_WHAT IS ASKED_
Search the records for the word "color" and report each line that has it.

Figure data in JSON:
▼

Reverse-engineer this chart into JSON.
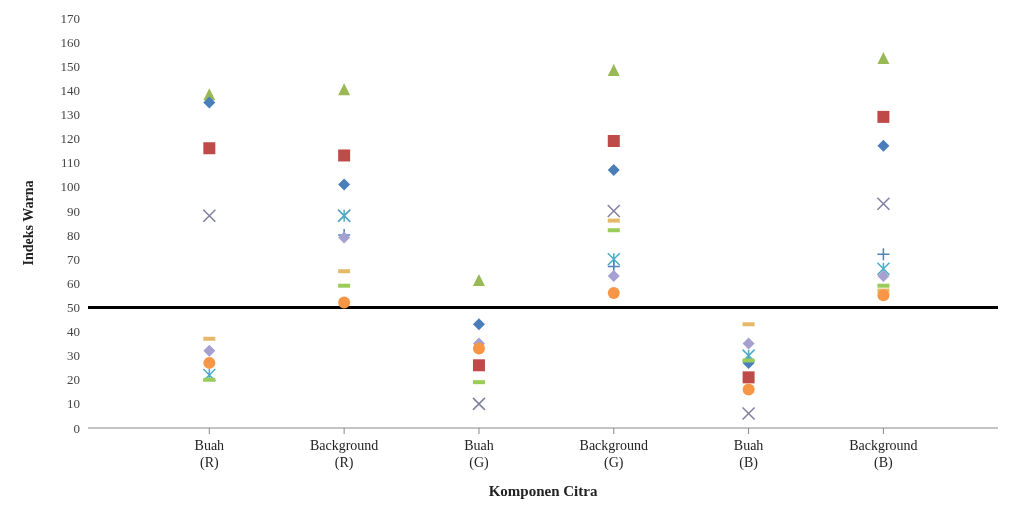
{
  "chart_data": {
    "type": "scatter",
    "xlabel": "Komponen Citra",
    "ylabel": "Indeks Warna",
    "categories": [
      "Buah\n(R)",
      "Background\n(R)",
      "Buah\n(G)",
      "Background\n(G)",
      "Buah\n(B)",
      "Background\n(B)"
    ],
    "ylim": [
      0,
      170
    ],
    "yticks": [
      0,
      10,
      20,
      30,
      40,
      50,
      60,
      70,
      80,
      90,
      100,
      110,
      120,
      130,
      140,
      150,
      160,
      170
    ],
    "grid": false,
    "legend": false,
    "ref_lines": [
      {
        "axis": "y",
        "value": 50,
        "color": "#000000"
      }
    ],
    "series": [
      {
        "color": "#98b954",
        "marker": "triangle",
        "values": [
          138,
          140,
          61,
          148,
          null,
          153
        ]
      },
      {
        "color": "#be4b48",
        "marker": "square",
        "values": [
          116,
          113,
          26,
          119,
          21,
          129
        ]
      },
      {
        "color": "#4a7ebb",
        "marker": "diamond",
        "values": [
          135,
          101,
          43,
          107,
          27,
          117
        ]
      },
      {
        "color": "#7f7f9f",
        "marker": "cross",
        "values": [
          88,
          88,
          10,
          90,
          6,
          93
        ]
      },
      {
        "color": "#4bacc6",
        "marker": "cross",
        "values": [
          22,
          88,
          null,
          70,
          30,
          66
        ]
      },
      {
        "color": "#4f81bd",
        "marker": "plus",
        "values": [
          null,
          80,
          null,
          67,
          null,
          72
        ]
      },
      {
        "color": "#a5a0d0",
        "marker": "diamond",
        "values": [
          32,
          79,
          35,
          63,
          35,
          63
        ]
      },
      {
        "color": "#e6b96a",
        "marker": "square",
        "values": [
          37,
          65,
          null,
          86,
          43,
          57
        ]
      },
      {
        "color": "#9bcb59",
        "marker": "square",
        "values": [
          20,
          59,
          19,
          82,
          28,
          59
        ]
      },
      {
        "color": "#f79646",
        "marker": "circle",
        "values": [
          27,
          52,
          33,
          56,
          16,
          55
        ]
      }
    ]
  }
}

▲

_OUTPUT FOR THIS EXERCISE_
        "color": "#000000"
        "color": "#98b954",
        "color": "#be4b48",
        "color": "#4a7ebb",
        "color": "#7f7f9f",
        "color": "#4bacc6",
        "color": "#4f81bd",
        "color": "#a5a0d0",
        "color": "#e6b96a",
        "color": "#9bcb59",
        "color": "#f79646",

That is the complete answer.